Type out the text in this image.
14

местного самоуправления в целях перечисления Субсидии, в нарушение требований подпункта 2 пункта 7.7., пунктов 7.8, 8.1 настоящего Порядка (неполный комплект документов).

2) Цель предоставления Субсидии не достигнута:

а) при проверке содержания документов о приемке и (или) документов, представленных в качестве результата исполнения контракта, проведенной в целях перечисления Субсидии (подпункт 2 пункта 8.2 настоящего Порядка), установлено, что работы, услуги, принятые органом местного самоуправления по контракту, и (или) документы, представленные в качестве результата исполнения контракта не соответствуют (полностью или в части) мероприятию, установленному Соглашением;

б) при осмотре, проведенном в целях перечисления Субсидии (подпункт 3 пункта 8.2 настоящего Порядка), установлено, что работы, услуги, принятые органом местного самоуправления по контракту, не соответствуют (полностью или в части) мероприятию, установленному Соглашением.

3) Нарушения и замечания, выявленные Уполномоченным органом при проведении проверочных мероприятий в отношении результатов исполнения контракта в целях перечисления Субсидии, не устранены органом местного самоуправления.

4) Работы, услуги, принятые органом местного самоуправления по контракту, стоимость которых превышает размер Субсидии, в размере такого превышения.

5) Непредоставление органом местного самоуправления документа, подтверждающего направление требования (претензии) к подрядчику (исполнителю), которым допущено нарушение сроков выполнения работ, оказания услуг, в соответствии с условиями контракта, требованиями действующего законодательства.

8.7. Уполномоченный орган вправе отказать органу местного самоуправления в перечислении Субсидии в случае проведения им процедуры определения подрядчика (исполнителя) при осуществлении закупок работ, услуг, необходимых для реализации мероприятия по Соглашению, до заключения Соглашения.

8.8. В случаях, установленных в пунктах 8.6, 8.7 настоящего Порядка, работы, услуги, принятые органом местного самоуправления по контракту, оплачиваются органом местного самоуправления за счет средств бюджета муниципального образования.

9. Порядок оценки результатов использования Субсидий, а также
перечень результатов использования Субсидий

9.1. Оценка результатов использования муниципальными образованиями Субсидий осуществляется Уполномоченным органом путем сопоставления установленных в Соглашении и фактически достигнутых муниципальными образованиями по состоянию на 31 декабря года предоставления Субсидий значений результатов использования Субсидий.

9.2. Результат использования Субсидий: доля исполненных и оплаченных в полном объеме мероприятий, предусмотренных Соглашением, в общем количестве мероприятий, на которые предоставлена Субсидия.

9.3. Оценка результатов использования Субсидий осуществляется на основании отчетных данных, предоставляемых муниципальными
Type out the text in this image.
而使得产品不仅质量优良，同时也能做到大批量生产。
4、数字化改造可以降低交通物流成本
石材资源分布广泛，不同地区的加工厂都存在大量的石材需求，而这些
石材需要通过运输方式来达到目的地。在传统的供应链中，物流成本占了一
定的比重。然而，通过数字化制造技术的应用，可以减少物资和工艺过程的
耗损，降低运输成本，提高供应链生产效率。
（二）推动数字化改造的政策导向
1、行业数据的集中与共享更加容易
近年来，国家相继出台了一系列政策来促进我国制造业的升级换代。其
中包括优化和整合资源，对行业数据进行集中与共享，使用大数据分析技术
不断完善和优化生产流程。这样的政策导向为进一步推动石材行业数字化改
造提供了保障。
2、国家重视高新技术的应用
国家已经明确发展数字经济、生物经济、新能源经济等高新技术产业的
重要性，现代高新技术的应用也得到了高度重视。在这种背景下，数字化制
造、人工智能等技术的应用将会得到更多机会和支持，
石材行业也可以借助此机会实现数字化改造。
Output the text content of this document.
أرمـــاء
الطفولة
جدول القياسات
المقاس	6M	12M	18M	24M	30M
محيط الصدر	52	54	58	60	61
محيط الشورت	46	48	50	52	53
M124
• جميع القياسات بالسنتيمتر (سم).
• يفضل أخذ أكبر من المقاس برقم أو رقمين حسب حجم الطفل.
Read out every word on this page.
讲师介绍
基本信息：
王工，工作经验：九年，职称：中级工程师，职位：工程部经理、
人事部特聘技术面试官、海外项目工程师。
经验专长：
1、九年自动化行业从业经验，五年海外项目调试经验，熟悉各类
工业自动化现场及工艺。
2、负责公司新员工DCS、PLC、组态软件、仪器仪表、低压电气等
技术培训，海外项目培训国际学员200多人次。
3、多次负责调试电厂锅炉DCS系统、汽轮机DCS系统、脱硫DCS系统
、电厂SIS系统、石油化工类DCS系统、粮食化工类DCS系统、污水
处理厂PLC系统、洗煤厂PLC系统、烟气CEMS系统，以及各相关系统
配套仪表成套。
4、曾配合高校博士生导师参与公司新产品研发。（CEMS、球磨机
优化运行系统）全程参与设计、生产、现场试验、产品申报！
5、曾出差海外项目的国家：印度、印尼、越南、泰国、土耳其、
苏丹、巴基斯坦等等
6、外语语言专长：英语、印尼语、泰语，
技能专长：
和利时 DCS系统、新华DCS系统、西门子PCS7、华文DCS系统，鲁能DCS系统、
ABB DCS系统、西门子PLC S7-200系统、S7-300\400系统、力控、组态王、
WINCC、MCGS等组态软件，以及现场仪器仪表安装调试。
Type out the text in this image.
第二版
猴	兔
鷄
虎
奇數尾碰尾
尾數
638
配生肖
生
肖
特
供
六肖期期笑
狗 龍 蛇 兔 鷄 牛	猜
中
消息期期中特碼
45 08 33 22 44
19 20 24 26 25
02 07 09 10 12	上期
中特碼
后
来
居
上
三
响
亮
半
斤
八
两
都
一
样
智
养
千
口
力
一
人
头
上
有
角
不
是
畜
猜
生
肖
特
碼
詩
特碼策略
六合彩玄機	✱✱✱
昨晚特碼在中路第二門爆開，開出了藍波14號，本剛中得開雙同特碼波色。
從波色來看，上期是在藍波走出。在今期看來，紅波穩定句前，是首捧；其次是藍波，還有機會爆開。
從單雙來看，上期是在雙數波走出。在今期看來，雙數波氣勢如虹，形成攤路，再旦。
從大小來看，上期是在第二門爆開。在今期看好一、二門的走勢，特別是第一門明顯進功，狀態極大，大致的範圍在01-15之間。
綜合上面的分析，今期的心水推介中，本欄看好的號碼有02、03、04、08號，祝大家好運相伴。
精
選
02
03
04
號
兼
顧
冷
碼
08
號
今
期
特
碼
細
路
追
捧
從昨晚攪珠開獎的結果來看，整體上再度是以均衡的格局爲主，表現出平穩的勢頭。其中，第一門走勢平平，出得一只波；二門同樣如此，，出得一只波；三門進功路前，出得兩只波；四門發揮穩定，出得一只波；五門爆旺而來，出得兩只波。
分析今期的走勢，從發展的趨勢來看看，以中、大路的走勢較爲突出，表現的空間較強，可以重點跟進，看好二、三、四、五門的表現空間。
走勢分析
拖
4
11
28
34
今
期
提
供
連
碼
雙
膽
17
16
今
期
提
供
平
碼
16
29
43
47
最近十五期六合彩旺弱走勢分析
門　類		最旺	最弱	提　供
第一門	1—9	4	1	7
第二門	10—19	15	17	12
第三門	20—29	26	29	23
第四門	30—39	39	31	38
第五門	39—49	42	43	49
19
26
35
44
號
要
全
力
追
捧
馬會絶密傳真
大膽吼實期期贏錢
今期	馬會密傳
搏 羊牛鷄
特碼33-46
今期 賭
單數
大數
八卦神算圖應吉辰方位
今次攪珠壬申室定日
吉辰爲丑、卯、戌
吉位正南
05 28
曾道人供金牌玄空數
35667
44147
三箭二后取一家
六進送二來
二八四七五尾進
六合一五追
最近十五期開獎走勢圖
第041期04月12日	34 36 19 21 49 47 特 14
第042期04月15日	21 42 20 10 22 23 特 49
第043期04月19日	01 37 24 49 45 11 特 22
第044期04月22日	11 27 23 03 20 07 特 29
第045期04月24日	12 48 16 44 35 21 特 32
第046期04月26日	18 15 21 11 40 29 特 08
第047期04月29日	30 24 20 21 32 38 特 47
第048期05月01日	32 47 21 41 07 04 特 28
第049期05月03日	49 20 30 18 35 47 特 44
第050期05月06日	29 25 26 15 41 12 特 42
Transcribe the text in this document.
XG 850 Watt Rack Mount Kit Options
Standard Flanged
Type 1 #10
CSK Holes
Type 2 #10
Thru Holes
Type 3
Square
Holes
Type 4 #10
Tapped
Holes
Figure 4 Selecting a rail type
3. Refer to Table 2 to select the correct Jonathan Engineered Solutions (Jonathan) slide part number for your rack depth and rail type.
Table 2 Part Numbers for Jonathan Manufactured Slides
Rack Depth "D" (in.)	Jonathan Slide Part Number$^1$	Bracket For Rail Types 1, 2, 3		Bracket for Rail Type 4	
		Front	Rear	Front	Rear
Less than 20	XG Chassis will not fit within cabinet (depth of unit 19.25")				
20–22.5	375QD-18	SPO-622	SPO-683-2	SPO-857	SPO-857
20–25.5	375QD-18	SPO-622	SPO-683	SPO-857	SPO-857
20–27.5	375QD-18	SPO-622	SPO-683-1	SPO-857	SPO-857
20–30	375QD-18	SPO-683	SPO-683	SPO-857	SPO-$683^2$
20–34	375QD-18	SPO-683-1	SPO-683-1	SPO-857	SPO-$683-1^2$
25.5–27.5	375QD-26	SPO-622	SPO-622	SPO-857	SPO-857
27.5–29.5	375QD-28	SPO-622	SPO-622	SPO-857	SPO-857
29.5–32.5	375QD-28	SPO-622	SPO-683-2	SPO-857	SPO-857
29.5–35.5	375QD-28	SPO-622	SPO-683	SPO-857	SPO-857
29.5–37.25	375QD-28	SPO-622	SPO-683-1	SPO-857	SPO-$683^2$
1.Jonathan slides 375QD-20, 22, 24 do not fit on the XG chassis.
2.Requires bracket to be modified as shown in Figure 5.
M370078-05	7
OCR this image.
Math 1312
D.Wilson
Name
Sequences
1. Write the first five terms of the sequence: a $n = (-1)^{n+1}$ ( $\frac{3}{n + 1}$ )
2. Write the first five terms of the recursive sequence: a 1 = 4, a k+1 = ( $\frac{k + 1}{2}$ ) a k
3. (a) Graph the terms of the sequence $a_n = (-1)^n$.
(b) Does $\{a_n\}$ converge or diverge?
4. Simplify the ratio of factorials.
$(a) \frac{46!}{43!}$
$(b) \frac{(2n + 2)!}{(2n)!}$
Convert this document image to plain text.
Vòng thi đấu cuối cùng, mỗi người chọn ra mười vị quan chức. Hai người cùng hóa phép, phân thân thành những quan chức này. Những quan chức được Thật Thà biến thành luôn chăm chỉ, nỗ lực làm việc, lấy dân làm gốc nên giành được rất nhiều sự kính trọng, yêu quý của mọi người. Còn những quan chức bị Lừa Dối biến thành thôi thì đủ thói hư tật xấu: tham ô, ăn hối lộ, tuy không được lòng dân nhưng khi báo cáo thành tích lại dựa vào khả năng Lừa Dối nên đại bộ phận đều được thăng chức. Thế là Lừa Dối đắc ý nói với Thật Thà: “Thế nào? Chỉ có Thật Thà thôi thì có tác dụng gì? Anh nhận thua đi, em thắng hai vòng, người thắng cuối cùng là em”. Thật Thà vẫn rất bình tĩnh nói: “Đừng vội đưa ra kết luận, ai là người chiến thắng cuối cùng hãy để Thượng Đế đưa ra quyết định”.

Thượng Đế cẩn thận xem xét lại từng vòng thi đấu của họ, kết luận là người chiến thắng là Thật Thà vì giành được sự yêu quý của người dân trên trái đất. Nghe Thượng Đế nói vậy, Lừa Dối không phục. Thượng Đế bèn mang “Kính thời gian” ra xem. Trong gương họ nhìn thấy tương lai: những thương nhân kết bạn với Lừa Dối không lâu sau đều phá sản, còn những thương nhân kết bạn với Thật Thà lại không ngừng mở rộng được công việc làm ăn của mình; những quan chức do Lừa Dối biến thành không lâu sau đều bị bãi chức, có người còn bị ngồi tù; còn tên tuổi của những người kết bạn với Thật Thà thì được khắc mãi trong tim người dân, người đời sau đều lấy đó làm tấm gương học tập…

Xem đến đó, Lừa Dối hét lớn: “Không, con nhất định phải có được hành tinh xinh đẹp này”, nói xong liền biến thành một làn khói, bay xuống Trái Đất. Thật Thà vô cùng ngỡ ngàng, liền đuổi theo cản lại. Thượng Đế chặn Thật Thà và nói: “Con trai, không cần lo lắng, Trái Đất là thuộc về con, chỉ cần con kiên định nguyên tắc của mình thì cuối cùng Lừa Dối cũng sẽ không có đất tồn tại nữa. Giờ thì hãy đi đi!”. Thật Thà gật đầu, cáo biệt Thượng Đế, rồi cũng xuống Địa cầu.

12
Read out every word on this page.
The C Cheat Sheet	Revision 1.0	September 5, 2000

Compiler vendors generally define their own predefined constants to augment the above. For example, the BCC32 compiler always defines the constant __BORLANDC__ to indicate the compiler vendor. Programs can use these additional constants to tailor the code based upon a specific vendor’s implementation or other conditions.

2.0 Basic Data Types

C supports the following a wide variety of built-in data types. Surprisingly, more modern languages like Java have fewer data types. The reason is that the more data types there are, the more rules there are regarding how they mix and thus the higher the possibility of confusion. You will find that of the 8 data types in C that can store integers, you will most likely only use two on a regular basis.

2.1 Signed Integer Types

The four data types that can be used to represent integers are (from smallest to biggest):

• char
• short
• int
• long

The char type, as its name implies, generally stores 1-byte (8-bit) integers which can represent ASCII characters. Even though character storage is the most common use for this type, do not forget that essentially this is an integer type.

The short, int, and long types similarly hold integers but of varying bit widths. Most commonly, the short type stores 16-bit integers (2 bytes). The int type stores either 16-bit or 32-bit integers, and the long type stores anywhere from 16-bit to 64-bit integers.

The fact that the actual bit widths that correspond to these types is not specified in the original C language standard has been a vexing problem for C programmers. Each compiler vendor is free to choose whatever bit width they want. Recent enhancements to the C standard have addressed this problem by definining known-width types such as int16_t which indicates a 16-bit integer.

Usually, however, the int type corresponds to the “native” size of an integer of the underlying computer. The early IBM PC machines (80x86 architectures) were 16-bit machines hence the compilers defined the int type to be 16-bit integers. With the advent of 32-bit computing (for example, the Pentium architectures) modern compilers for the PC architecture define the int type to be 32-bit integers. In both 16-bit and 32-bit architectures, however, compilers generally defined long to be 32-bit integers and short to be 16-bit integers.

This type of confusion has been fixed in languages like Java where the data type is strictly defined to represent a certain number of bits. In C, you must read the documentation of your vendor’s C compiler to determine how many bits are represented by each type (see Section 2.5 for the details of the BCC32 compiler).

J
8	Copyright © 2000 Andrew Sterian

> **What to do**
Filter the entries down to the lines containing "соответствуют". Copy each of those lines.

> **Output**
а) при проверке содержания документов о приемке и (или) документов, представленных в качестве результата исполнения контракта, проведенной в целях перечисления Субсидии (подпункт 2 пункта 8.2 настоящего Порядка), установлено, что работы, услуги, принятые органом местного самоуправления по контракту, и (или) документы, представленные в качестве результата исполнения контракта не соответствуют (полностью или в части) мероприятию, установленному Соглашением;
б) при осмотре, проведенном в целях перечисления Субсидии (подпункт 3 пункта 8.2 настоящего Порядка), установлено, что работы, услуги, принятые органом местного самоуправления по контракту, не соответствуют (полностью или в части) мероприятию, установленному Соглашением.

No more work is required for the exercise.